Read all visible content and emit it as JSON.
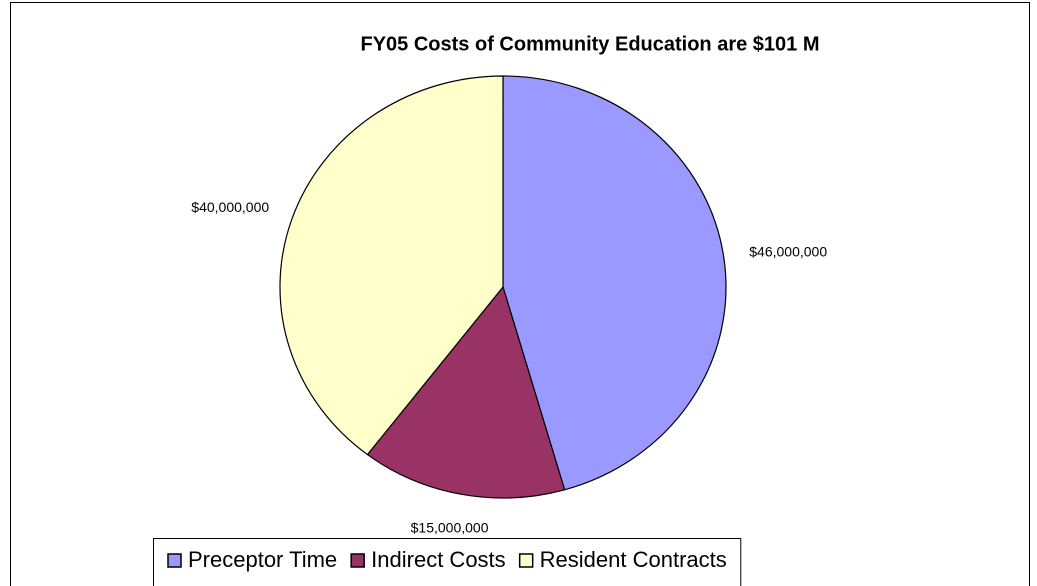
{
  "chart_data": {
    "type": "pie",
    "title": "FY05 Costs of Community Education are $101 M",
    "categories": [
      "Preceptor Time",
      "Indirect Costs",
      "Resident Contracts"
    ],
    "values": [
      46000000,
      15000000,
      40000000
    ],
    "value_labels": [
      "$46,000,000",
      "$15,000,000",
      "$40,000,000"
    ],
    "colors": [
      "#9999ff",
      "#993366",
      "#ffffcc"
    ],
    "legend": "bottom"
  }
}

::::::

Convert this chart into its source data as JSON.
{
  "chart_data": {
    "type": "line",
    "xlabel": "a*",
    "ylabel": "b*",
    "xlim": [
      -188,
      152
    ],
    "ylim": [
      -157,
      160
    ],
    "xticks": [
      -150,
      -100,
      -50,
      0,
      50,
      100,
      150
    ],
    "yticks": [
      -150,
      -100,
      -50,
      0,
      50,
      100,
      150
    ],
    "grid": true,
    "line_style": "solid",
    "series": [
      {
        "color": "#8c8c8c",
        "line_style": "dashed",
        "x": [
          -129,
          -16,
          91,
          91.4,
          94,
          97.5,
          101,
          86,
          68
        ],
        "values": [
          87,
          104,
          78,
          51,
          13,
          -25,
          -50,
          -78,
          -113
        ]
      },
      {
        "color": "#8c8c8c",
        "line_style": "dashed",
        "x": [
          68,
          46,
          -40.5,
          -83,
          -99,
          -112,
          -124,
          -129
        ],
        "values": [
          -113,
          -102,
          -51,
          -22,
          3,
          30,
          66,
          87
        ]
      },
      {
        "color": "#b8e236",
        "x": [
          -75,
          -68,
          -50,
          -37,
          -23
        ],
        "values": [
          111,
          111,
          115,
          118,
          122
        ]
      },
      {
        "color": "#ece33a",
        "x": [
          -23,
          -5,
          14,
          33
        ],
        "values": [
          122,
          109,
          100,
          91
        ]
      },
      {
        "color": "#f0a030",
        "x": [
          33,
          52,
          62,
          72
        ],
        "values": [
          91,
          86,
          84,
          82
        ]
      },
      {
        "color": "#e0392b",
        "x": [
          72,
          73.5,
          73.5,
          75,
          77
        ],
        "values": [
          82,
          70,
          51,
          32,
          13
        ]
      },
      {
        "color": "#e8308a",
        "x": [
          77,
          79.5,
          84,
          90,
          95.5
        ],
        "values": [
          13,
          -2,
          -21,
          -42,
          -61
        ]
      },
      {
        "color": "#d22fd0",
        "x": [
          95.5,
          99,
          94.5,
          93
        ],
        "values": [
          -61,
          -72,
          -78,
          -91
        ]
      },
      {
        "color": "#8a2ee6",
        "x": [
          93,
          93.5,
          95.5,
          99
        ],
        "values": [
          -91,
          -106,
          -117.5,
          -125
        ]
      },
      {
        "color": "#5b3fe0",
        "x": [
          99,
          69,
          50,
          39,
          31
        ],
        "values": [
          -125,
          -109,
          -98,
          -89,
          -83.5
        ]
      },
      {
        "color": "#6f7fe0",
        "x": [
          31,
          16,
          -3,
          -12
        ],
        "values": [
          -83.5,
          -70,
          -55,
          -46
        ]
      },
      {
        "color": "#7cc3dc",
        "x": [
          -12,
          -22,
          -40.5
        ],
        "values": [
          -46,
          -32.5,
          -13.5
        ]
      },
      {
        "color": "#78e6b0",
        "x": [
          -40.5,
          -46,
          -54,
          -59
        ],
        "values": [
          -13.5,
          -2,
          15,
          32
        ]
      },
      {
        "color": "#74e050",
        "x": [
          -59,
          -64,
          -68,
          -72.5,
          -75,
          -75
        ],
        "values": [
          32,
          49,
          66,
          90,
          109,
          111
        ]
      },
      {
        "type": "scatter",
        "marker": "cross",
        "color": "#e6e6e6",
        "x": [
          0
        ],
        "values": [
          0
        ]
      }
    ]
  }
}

::::::

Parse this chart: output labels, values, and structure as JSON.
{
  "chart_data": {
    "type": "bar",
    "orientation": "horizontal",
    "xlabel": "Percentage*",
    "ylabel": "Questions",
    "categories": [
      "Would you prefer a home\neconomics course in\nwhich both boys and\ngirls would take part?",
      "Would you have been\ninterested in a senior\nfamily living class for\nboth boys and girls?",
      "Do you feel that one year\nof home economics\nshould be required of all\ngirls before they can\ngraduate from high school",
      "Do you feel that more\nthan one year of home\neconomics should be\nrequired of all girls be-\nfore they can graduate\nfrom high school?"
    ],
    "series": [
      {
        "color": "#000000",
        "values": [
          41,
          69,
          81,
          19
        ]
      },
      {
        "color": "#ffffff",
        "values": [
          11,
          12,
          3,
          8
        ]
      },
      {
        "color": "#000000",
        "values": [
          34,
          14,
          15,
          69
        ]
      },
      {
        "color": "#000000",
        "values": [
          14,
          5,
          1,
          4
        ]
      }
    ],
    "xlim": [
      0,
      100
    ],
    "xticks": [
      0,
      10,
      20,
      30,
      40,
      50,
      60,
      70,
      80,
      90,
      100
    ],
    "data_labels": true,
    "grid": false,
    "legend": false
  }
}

::::::

The request.
Pull out and copy each line containing the string "boys".

Correct answer.
      "Would you prefer a home\neconomics course in\nwhich both boys and\ngirls would take part?",
      "Would you have been\ninterested in a senior\nfamily living class for\nboth boys and girls?",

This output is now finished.